Items stored from a collection:
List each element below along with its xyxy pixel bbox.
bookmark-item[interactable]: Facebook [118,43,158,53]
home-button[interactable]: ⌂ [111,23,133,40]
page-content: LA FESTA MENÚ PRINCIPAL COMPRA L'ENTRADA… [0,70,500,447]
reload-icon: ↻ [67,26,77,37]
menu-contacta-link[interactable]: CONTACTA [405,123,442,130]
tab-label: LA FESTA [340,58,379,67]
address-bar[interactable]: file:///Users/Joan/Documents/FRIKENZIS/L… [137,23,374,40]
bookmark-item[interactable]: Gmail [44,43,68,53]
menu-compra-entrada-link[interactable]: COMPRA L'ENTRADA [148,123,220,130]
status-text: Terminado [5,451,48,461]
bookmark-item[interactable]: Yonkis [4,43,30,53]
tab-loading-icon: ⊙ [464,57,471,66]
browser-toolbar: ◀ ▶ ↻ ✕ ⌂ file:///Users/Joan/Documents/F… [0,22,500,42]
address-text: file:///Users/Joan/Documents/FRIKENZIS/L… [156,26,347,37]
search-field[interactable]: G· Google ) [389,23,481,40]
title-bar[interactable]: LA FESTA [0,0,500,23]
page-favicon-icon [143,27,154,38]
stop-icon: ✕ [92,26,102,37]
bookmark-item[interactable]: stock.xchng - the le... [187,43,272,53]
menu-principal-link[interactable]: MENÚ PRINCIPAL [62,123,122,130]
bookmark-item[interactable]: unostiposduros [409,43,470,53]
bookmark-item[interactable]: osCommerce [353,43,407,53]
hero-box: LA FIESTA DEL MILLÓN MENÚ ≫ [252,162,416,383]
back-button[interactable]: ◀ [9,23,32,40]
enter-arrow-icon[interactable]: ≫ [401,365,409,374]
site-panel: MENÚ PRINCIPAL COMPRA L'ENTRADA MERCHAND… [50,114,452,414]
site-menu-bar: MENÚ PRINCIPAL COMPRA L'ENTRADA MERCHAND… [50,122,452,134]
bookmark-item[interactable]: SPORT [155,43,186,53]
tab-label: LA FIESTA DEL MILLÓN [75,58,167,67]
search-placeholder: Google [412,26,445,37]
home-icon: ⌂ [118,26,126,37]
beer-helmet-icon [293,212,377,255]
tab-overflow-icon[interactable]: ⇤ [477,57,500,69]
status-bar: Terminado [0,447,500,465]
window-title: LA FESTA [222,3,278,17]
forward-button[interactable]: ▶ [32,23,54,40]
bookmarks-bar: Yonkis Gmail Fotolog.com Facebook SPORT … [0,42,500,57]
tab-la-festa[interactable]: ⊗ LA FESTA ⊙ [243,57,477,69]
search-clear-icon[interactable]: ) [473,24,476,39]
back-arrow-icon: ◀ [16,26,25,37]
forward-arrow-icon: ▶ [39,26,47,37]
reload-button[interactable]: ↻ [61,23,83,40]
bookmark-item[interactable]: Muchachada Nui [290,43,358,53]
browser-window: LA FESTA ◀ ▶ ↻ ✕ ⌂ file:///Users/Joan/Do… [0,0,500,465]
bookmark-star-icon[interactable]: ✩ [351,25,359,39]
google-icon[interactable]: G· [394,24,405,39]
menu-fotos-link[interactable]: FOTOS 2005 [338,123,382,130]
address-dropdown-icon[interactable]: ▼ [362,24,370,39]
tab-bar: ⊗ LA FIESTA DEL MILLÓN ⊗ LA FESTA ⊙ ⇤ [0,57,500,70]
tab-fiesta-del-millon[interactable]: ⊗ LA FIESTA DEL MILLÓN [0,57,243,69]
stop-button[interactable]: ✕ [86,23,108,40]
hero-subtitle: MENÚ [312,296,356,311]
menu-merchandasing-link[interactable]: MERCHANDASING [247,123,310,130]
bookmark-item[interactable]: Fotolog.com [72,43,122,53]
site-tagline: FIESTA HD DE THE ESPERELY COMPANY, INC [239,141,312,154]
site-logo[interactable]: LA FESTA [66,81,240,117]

WRITTEN TASK:
Rewrite the lines above as a Markdown table with two columns, Row and Line. Number each line in order and leave out any blank lines.

ANSWER IN FULL:
| Row | Line |
|---|---|
| 1 | List each element below along with its xyxy pixel bbox. |
| 2 | bookmark-item[interactable]: Facebook [118,43,158,53] |
| 3 | home-button[interactable]: ⌂ [111,23,133,40] |
| 4 | page-content: LA FESTA MENÚ PRINCIPAL COMPRA L'ENTRADA… [0,70,500,447] |
| 5 | reload-icon: ↻ [67,26,77,37] |
| 6 | menu-contacta-link[interactable]: CONTACTA [405,123,442,130] |
| 7 | tab-label: LA FESTA [340,58,379,67] |
| 8 | address-bar[interactable]: file:///Users/Joan/Documents/FRIKENZIS/L… [137,23,374,40] |
| 9 | bookmark-item[interactable]: Gmail [44,43,68,53] |
| 10 | menu-compra-entrada-link[interactable]: COMPRA L'ENTRADA [148,123,220,130] |
| 11 | status-text: Terminado [5,451,48,461] |
| 12 | bookmark-item[interactable]: Yonkis [4,43,30,53] |
| 13 | tab-loading-icon: ⊙ [464,57,471,66] |
| 14 | browser-toolbar: ◀ ▶ ↻ ✕ ⌂ file:///Users/Joan/Documents/F… [0,22,500,42] |
| 15 | address-text: file:///Users/Joan/Documents/FRIKENZIS/L… [156,26,347,37] |
| 16 | search-field[interactable]: G· Google ) [389,23,481,40] |
| 17 | title-bar[interactable]: LA FESTA [0,0,500,23] |
| 18 | page-favicon-icon [143,27,154,38] |
| 19 | stop-icon: ✕ [92,26,102,37] |
| 20 | bookmark-item[interactable]: stock.xchng - the le... [187,43,272,53] |
| 21 | menu-principal-link[interactable]: MENÚ PRINCIPAL [62,123,122,130] |
| 22 | bookmark-item[interactable]: unostiposduros [409,43,470,53] |
| 23 | bookmark-item[interactable]: osCommerce [353,43,407,53] |
| 24 | hero-box: LA FIESTA DEL MILLÓN MENÚ ≫ [252,162,416,383] |
| 25 | back-button[interactable]: ◀ [9,23,32,40] |
| 26 | enter-arrow-icon[interactable]: ≫ [401,365,409,374] |
| 27 | site-panel: MENÚ PRINCIPAL COMPRA L'ENTRADA MERCHAND… [50,114,452,414] |
| 28 | site-menu-bar: MENÚ PRINCIPAL COMPRA L'ENTRADA MERCHAND… [50,122,452,134] |
| 29 | bookmark-item[interactable]: SPORT [155,43,186,53] |
| 30 | tab-label: LA FIESTA DEL MILLÓN [75,58,167,67] |
| 31 | search-placeholder: Google [412,26,445,37] |
| 32 | home-icon: ⌂ [118,26,126,37] |
| 33 | beer-helmet-icon [293,212,377,255] |
| 34 | tab-overflow-icon[interactable]: ⇤ [477,57,500,69] |
| 35 | status-bar: Terminado [0,447,500,465] |
| 36 | window-title: LA FESTA [222,3,278,17] |
| 37 | forward-button[interactable]: ▶ [32,23,54,40] |
| 38 | bookmarks-bar: Yonkis Gmail Fotolog.com Facebook SPORT … [0,42,500,57] |
| 39 | tab-la-festa[interactable]: ⊗ LA FESTA ⊙ [243,57,477,69] |
| 40 | search-clear-icon[interactable]: ) [473,24,476,39] |
| 41 | back-arrow-icon: ◀ [16,26,25,37] |
| 42 | forward-arrow-icon: ▶ [39,26,47,37] |
| 43 | reload-button[interactable]: ↻ [61,23,83,40] |
| 44 | bookmark-item[interactable]: Muchachada Nui [290,43,358,53] |
| 45 | browser-window: LA FESTA ◀ ▶ ↻ ✕ ⌂ file:///Users/Joan/Do… [0,0,500,465] |
| 46 | bookmark-star-icon[interactable]: ✩ [351,25,359,39] |
| 47 | google-icon[interactable]: G· [394,24,405,39] |
| 48 | menu-fotos-link[interactable]: FOTOS 2005 [338,123,382,130] |
| 49 | address-dropdown-icon[interactable]: ▼ [362,24,370,39] |
| 50 | tab-bar: ⊗ LA FIESTA DEL MILLÓN ⊗ LA FESTA ⊙ ⇤ [0,57,500,70] |
| 51 | tab-fiesta-del-millon[interactable]: ⊗ LA FIESTA DEL MILLÓN [0,57,243,69] |
| 52 | stop-button[interactable]: ✕ [86,23,108,40] |
| 53 | hero-subtitle: MENÚ [312,296,356,311] |
| 54 | menu-merchandasing-link[interactable]: MERCHANDASING [247,123,310,130] |
| 55 | bookmark-item[interactable]: Fotolog.com [72,43,122,53] |
| 56 | site-tagline: FIESTA HD DE THE ESPERELY COMPANY, INC [239,141,312,154] |
| 57 | site-logo[interactable]: LA FESTA [66,81,240,117] |